The request:
Copy out all lines that carry the word "Maire".
** start Data in this exercise **
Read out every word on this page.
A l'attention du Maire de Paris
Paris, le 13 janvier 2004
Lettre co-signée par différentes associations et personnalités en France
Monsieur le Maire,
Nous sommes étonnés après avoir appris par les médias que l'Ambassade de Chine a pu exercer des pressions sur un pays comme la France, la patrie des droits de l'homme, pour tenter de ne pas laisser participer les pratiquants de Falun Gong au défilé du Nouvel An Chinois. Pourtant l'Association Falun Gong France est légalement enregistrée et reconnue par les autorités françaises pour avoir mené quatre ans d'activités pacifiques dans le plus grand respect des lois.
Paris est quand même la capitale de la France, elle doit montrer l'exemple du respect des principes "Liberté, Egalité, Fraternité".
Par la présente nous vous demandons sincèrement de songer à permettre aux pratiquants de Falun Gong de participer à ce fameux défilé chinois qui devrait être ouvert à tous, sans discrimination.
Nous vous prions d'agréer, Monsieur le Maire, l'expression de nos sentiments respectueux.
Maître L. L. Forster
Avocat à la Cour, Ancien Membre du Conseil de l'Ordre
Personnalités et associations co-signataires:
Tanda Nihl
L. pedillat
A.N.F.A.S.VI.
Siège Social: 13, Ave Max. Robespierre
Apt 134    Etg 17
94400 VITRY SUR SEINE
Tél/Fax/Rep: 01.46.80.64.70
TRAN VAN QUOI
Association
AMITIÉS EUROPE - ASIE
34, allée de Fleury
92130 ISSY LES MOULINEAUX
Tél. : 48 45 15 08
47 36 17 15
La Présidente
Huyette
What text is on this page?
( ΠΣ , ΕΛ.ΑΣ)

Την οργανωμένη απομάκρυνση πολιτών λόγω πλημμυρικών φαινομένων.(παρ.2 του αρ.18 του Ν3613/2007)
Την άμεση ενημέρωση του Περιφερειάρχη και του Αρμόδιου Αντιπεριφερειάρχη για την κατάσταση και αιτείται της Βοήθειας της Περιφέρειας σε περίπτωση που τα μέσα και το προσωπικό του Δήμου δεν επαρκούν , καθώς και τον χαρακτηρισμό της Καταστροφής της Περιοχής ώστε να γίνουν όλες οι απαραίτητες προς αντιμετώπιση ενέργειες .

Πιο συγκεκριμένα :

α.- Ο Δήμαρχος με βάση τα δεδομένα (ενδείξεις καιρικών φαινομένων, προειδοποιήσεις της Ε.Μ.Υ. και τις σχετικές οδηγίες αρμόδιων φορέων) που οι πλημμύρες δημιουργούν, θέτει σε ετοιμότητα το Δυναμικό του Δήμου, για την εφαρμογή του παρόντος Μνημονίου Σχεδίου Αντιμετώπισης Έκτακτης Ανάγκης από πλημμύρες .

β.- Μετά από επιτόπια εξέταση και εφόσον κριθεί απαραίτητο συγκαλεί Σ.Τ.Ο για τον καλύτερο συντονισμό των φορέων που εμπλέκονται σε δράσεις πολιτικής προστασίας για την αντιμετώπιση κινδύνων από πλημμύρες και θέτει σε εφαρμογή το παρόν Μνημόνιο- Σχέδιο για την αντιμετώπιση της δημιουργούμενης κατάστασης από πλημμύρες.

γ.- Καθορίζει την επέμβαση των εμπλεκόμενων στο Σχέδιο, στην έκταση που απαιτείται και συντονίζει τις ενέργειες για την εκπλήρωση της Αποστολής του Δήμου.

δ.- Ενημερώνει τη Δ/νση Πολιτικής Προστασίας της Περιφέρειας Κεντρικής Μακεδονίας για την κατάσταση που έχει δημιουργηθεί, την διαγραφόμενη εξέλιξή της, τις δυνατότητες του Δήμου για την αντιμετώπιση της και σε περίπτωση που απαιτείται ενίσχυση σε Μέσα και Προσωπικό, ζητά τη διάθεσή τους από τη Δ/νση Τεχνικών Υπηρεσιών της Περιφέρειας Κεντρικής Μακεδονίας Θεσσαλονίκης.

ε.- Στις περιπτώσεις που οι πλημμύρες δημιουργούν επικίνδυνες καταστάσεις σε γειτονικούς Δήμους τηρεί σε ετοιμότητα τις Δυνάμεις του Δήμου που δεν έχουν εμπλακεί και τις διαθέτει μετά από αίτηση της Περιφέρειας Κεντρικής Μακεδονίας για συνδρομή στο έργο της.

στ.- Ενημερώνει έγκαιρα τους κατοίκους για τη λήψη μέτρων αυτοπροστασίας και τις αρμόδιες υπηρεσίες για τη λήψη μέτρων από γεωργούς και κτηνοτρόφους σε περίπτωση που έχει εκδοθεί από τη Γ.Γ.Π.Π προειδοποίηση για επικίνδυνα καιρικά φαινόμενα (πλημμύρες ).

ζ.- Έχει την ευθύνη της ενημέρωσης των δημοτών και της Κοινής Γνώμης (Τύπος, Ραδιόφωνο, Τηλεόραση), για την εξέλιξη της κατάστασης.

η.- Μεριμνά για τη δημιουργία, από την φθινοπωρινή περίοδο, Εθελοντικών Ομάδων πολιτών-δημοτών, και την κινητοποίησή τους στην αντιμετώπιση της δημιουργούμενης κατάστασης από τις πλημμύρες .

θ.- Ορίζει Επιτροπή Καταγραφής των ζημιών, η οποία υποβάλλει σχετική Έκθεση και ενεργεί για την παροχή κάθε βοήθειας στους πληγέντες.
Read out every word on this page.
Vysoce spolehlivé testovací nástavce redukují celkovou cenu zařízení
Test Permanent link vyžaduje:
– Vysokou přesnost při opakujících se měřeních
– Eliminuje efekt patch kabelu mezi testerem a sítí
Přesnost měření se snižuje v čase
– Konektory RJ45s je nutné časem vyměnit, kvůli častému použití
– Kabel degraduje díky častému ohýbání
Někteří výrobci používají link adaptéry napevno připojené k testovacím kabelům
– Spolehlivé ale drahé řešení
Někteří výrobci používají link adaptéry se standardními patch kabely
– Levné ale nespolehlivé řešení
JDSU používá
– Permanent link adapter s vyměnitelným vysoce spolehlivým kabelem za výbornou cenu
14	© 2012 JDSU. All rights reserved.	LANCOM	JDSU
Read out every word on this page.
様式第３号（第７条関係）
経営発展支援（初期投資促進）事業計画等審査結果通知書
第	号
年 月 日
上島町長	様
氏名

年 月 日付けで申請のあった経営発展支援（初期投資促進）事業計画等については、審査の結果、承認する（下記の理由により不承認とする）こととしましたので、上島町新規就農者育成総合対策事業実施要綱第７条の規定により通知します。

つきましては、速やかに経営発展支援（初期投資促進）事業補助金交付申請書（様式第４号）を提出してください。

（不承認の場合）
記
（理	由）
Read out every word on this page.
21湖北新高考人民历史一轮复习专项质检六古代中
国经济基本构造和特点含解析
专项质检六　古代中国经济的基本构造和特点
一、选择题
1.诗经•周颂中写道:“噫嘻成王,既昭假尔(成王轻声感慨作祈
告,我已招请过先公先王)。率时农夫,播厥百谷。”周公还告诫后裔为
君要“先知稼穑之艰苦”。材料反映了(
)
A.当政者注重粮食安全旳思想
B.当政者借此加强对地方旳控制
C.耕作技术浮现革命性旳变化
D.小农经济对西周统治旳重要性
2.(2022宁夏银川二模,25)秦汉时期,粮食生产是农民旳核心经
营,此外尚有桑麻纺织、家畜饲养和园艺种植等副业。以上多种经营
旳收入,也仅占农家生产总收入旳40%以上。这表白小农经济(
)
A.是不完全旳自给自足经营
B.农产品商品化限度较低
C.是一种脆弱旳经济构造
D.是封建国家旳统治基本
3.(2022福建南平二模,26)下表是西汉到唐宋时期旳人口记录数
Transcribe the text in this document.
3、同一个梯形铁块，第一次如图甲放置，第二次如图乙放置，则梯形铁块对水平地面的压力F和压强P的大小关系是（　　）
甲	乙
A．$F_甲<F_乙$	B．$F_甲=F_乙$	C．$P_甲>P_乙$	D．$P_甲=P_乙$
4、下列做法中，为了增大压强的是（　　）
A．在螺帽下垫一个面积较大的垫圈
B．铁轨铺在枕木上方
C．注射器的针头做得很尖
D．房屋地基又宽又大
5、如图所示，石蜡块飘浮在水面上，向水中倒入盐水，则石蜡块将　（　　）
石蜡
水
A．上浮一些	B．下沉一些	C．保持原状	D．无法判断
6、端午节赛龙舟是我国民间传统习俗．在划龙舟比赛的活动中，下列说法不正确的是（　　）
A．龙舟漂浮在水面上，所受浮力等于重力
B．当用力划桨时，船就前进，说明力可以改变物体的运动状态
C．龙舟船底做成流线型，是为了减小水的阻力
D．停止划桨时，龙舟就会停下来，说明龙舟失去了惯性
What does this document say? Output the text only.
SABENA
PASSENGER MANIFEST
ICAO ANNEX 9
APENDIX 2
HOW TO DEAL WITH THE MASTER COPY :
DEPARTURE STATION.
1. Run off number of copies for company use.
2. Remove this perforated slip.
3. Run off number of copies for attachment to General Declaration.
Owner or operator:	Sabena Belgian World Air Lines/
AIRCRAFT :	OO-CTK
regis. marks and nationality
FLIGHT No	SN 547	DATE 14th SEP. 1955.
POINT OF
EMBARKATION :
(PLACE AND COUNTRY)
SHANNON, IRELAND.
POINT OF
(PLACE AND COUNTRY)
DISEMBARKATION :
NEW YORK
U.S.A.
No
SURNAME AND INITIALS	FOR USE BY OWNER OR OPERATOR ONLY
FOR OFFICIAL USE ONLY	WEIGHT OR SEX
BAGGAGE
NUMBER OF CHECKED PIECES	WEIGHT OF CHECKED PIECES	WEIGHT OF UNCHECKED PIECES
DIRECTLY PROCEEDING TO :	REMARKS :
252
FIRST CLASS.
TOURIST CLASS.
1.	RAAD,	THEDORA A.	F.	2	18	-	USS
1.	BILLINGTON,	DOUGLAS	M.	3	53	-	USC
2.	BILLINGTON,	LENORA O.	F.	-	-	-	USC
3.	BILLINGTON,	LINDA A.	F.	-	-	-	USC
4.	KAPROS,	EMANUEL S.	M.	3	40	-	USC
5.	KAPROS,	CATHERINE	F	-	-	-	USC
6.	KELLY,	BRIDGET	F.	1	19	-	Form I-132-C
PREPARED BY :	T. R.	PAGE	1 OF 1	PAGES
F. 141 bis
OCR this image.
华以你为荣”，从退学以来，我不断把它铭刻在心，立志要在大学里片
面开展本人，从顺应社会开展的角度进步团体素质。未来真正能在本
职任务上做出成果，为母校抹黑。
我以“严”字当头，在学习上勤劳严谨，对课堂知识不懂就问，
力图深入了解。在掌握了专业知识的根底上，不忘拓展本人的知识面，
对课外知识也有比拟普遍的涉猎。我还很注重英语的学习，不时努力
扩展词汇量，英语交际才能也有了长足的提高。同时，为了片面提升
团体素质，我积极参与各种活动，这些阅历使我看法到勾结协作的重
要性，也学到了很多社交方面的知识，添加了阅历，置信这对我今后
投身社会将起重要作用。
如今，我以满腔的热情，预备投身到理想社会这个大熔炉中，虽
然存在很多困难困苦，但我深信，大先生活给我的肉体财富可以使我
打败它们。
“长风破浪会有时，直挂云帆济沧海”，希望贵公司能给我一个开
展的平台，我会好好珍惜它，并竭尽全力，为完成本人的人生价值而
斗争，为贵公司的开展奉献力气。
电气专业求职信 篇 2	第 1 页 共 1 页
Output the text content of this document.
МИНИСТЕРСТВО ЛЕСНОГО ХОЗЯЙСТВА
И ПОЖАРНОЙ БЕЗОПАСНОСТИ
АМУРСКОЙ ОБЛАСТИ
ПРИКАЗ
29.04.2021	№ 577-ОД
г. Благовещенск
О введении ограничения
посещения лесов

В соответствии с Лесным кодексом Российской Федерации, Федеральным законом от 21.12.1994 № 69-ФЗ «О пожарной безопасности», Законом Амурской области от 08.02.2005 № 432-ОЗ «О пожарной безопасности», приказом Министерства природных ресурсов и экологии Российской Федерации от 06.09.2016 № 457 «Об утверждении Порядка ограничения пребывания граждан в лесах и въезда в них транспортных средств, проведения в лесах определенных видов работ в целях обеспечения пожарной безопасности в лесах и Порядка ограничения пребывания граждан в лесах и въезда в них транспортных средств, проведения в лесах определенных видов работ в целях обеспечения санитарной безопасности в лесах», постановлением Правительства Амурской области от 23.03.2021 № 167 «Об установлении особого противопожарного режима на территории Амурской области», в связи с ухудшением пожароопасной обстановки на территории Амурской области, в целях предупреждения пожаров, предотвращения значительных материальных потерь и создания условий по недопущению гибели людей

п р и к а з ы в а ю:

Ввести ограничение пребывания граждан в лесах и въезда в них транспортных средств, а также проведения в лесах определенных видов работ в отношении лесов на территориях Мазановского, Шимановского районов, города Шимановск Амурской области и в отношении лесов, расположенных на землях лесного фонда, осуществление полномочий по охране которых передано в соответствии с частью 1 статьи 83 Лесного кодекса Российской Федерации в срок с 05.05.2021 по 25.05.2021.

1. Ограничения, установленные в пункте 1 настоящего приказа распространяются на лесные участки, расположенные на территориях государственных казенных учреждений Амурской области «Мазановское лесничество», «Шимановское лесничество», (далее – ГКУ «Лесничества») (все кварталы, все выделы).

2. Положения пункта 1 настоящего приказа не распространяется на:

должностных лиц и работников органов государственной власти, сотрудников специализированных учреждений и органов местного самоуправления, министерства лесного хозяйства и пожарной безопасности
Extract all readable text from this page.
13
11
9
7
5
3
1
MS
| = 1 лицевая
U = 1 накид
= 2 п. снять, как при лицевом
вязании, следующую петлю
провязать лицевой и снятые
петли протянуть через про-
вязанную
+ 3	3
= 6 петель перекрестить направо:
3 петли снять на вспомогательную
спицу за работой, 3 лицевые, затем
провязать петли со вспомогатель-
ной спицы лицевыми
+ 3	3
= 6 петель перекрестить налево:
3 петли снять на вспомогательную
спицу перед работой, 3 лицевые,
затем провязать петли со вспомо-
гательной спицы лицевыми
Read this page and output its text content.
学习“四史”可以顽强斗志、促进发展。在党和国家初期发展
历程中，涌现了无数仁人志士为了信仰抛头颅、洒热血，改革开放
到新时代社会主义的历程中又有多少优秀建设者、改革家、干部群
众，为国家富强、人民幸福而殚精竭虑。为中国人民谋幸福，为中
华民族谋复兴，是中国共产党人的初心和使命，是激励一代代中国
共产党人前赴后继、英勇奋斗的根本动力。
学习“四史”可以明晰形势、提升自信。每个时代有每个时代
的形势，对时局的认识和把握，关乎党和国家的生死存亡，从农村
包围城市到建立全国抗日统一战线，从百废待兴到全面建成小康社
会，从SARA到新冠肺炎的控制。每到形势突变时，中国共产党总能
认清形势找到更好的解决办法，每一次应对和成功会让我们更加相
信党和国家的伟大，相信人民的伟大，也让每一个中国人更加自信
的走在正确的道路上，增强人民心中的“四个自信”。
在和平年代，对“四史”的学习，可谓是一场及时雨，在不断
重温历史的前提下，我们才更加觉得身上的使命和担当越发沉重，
** end Data in this exercise **
Expected answer:
A l'attention du Maire de Paris
Monsieur le Maire,
Nous vous prions d'agréer, Monsieur le Maire, l'expression de nos sentiments respectueux.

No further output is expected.